# Data provided:
========================
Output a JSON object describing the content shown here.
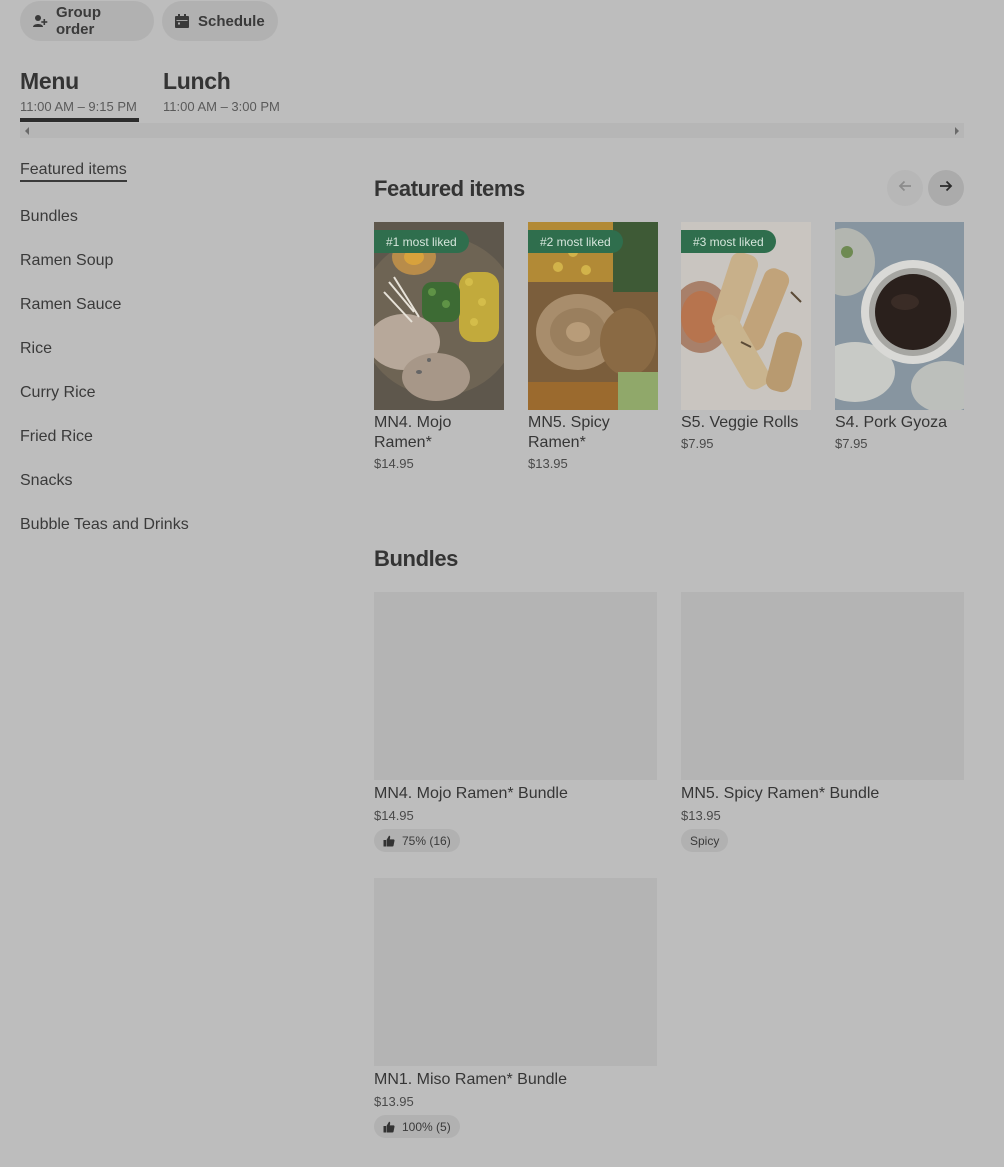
{
  "top_actions": {
    "group_order": "Group order",
    "schedule": "Schedule"
  },
  "menus": [
    {
      "title": "Menu",
      "hours": "11:00 AM – 9:15 PM",
      "selected": true
    },
    {
      "title": "Lunch",
      "hours": "11:00 AM – 3:00 PM",
      "selected": false
    }
  ],
  "sidebar": {
    "items": [
      {
        "label": "Featured items",
        "active": true
      },
      {
        "label": "Bundles"
      },
      {
        "label": "Ramen Soup"
      },
      {
        "label": "Ramen Sauce"
      },
      {
        "label": "Rice"
      },
      {
        "label": "Curry Rice"
      },
      {
        "label": "Fried Rice"
      },
      {
        "label": "Snacks"
      },
      {
        "label": "Bubble Teas and Drinks"
      }
    ]
  },
  "featured": {
    "title": "Featured items",
    "items": [
      {
        "badge": "#1 most liked",
        "name": "MN4. Mojo Ramen*",
        "price": "$14.95"
      },
      {
        "badge": "#2 most liked",
        "name": "MN5. Spicy Ramen*",
        "price": "$13.95"
      },
      {
        "badge": "#3 most liked",
        "name": "S5. Veggie Rolls",
        "price": "$7.95"
      },
      {
        "badge": "",
        "name": "S4. Pork Gyoza",
        "price": "$7.95"
      }
    ]
  },
  "bundles": {
    "title": "Bundles",
    "items": [
      {
        "name": "MN4. Mojo Ramen* Bundle",
        "price": "$14.95",
        "rating": "75% (16)"
      },
      {
        "name": "MN5. Spicy Ramen* Bundle",
        "price": "$13.95",
        "tag": "Spicy"
      },
      {
        "name": "MN1. Miso Ramen* Bundle",
        "price": "$13.95",
        "rating": "100% (5)"
      }
    ]
  },
  "colors": {
    "background": "#bdbdbd",
    "badge": "#2f6e4d",
    "text": "#3b3b3b"
  }
}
========================
Exclude the images, then output the data above word for word.

# Solved problem:
Output a JSON object describing the content shown here.
{
  "top_actions": {
    "group_order": "Group order",
    "schedule": "Schedule"
  },
  "menus": [
    {
      "title": "Menu",
      "hours": "11:00 AM – 9:15 PM",
      "selected": true
    },
    {
      "title": "Lunch",
      "hours": "11:00 AM – 3:00 PM",
      "selected": false
    }
  ],
  "sidebar": {
    "items": [
      {
        "label": "Featured items",
        "active": true
      },
      {
        "label": "Bundles"
      },
      {
        "label": "Ramen Soup"
      },
      {
        "label": "Ramen Sauce"
      },
      {
        "label": "Rice"
      },
      {
        "label": "Curry Rice"
      },
      {
        "label": "Fried Rice"
      },
      {
        "label": "Snacks"
      },
      {
        "label": "Bubble Teas and Drinks"
      }
    ]
  },
  "featured": {
    "title": "Featured items",
    "items": [
      {
        "badge": "#1 most liked",
        "name": "MN4. Mojo Ramen*",
        "price": "$14.95"
      },
      {
        "badge": "#2 most liked",
        "name": "MN5. Spicy Ramen*",
        "price": "$13.95"
      },
      {
        "badge": "#3 most liked",
        "name": "S5. Veggie Rolls",
        "price": "$7.95"
      },
      {
        "badge": "",
        "name": "S4. Pork Gyoza",
        "price": "$7.95"
      }
    ]
  },
  "bundles": {
    "title": "Bundles",
    "items": [
      {
        "name": "MN4. Mojo Ramen* Bundle",
        "price": "$14.95",
        "rating": "75% (16)"
      },
      {
        "name": "MN5. Spicy Ramen* Bundle",
        "price": "$13.95",
        "tag": "Spicy"
      },
      {
        "name": "MN1. Miso Ramen* Bundle",
        "price": "$13.95",
        "rating": "100% (5)"
      }
    ]
  },
  "colors": {
    "background": "#bdbdbd",
    "badge": "#2f6e4d",
    "text": "#3b3b3b"
  }
}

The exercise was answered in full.